**What you are asked to do**
Output the data exactly, with every line intact.

**Dataset content**

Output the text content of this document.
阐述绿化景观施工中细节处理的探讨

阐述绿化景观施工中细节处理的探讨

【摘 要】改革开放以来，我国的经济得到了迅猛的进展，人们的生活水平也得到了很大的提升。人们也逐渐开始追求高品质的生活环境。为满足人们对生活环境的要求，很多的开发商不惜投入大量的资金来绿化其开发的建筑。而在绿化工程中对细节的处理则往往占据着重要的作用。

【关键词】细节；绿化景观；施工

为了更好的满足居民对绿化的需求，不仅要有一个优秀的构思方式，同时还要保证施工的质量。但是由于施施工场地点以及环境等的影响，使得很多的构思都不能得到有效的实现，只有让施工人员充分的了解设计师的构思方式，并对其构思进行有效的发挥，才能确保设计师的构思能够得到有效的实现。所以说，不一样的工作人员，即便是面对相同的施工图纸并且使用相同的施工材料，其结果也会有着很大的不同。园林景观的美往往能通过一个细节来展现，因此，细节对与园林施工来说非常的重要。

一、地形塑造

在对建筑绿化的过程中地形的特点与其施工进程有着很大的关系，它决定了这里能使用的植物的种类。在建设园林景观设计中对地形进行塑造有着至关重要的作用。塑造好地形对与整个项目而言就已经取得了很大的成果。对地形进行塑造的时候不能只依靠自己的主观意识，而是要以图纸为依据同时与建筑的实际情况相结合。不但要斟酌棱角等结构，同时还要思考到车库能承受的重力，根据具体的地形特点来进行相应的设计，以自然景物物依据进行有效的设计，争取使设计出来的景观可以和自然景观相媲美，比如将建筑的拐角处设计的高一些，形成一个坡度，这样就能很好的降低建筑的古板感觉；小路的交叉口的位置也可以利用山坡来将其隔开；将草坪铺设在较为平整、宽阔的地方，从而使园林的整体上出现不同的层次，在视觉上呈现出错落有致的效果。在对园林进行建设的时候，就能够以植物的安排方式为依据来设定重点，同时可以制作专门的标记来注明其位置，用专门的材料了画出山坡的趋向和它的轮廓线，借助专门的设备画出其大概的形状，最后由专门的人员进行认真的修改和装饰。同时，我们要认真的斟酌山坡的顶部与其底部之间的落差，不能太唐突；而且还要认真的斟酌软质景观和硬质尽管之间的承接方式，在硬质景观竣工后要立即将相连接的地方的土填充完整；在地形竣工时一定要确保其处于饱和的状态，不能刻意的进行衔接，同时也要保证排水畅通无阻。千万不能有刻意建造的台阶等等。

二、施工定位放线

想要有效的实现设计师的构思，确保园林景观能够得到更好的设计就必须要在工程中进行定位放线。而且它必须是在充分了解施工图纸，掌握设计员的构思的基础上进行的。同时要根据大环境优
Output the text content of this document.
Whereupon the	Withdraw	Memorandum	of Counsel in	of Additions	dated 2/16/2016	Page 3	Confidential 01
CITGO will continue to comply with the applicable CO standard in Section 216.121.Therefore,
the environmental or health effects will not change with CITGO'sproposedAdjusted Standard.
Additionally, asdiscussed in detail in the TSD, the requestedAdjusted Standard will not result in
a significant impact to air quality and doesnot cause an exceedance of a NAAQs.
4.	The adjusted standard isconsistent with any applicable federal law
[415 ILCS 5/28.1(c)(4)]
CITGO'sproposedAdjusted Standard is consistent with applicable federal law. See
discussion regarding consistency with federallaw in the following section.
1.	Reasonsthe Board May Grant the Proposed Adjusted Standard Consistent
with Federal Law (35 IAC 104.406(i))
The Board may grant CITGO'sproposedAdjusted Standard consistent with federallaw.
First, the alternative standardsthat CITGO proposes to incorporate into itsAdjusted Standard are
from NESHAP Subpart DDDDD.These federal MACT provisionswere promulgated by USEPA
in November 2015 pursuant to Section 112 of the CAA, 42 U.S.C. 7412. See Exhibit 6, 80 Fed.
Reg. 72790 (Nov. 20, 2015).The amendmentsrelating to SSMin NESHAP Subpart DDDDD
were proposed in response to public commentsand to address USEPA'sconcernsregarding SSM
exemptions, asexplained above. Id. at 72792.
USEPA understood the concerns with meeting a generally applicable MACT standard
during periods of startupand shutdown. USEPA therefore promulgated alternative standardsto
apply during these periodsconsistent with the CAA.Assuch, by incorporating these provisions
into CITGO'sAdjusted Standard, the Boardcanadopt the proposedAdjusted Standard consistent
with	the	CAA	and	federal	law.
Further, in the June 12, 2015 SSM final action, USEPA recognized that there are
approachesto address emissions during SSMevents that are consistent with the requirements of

**Full answer**
Output the text content of this document.
阐述绿化景观施工中细节处理的探讨

阐述绿化景观施工中细节处理的探讨

【摘 要】改革开放以来，我国的经济得到了迅猛的进展，人们的生活水平也得到了很大的提升。人们也逐渐开始追求高品质的生活环境。为满足人们对生活环境的要求，很多的开发商不惜投入大量的资金来绿化其开发的建筑。而在绿化工程中对细节的处理则往往占据着重要的作用。

【关键词】细节；绿化景观；施工

为了更好的满足居民对绿化的需求，不仅要有一个优秀的构思方式，同时还要保证施工的质量。但是由于施施工场地点以及环境等的影响，使得很多的构思都不能得到有效的实现，只有让施工人员充分的了解设计师的构思方式，并对其构思进行有效的发挥，才能确保设计师的构思能够得到有效的实现。所以说，不一样的工作人员，即便是面对相同的施工图纸并且使用相同的施工材料，其结果也会有着很大的不同。园林景观的美往往能通过一个细节来展现，因此，细节对与园林施工来说非常的重要。

一、地形塑造

在对建筑绿化的过程中地形的特点与其施工进程有着很大的关系，它决定了这里能使用的植物的种类。在建设园林景观设计中对地形进行塑造有着至关重要的作用。塑造好地形对与整个项目而言就已经取得了很大的成果。对地形进行塑造的时候不能只依靠自己的主观意识，而是要以图纸为依据同时与建筑的实际情况相结合。不但要斟酌棱角等结构，同时还要思考到车库能承受的重力，根据具体的地形特点来进行相应的设计，以自然景物物依据进行有效的设计，争取使设计出来的景观可以和自然景观相媲美，比如将建筑的拐角处设计的高一些，形成一个坡度，这样就能很好的降低建筑的古板感觉；小路的交叉口的位置也可以利用山坡来将其隔开；将草坪铺设在较为平整、宽阔的地方，从而使园林的整体上出现不同的层次，在视觉上呈现出错落有致的效果。在对园林进行建设的时候，就能够以植物的安排方式为依据来设定重点，同时可以制作专门的标记来注明其位置，用专门的材料了画出山坡的趋向和它的轮廓线，借助专门的设备画出其大概的形状，最后由专门的人员进行认真的修改和装饰。同时，我们要认真的斟酌山坡的顶部与其底部之间的落差，不能太唐突；而且还要认真的斟酌软质景观和硬质尽管之间的承接方式，在硬质景观竣工后要立即将相连接的地方的土填充完整；在地形竣工时一定要确保其处于饱和的状态，不能刻意的进行衔接，同时也要保证排水畅通无阻。千万不能有刻意建造的台阶等等。

二、施工定位放线

想要有效的实现设计师的构思，确保园林景观能够得到更好的设计就必须要在工程中进行定位放线。而且它必须是在充分了解施工图纸，掌握设计员的构思的基础上进行的。同时要根据大环境优
Output the text content of this document.
Whereupon the	Withdraw	Memorandum	of Counsel in	of Additions	dated 2/16/2016	Page 3	Confidential 01
CITGO will continue to comply with the applicable CO standard in Section 216.121.Therefore,
the environmental or health effects will not change with CITGO'sproposedAdjusted Standard.
Additionally, asdiscussed in detail in the TSD, the requestedAdjusted Standard will not result in
a significant impact to air quality and doesnot cause an exceedance of a NAAQs.
4.	The adjusted standard isconsistent with any applicable federal law
[415 ILCS 5/28.1(c)(4)]
CITGO'sproposedAdjusted Standard is consistent with applicable federal law. See
discussion regarding consistency with federallaw in the following section.
1.	Reasonsthe Board May Grant the Proposed Adjusted Standard Consistent
with Federal Law (35 IAC 104.406(i))
The Board may grant CITGO'sproposedAdjusted Standard consistent with federallaw.
First, the alternative standardsthat CITGO proposes to incorporate into itsAdjusted Standard are
from NESHAP Subpart DDDDD.These federal MACT provisionswere promulgated by USEPA
in November 2015 pursuant to Section 112 of the CAA, 42 U.S.C. 7412. See Exhibit 6, 80 Fed.
Reg. 72790 (Nov. 20, 2015).The amendmentsrelating to SSMin NESHAP Subpart DDDDD
were proposed in response to public commentsand to address USEPA'sconcernsregarding SSM
exemptions, asexplained above. Id. at 72792.
USEPA understood the concerns with meeting a generally applicable MACT standard
during periods of startupand shutdown. USEPA therefore promulgated alternative standardsto
apply during these periodsconsistent with the CAA.Assuch, by incorporating these provisions
into CITGO'sAdjusted Standard, the Boardcanadopt the proposedAdjusted Standard consistent
with	the	CAA	and	federal	law.
Further, in the June 12, 2015 SSM final action, USEPA recognized that there are
approachesto address emissions during SSMevents that are consistent with the requirements of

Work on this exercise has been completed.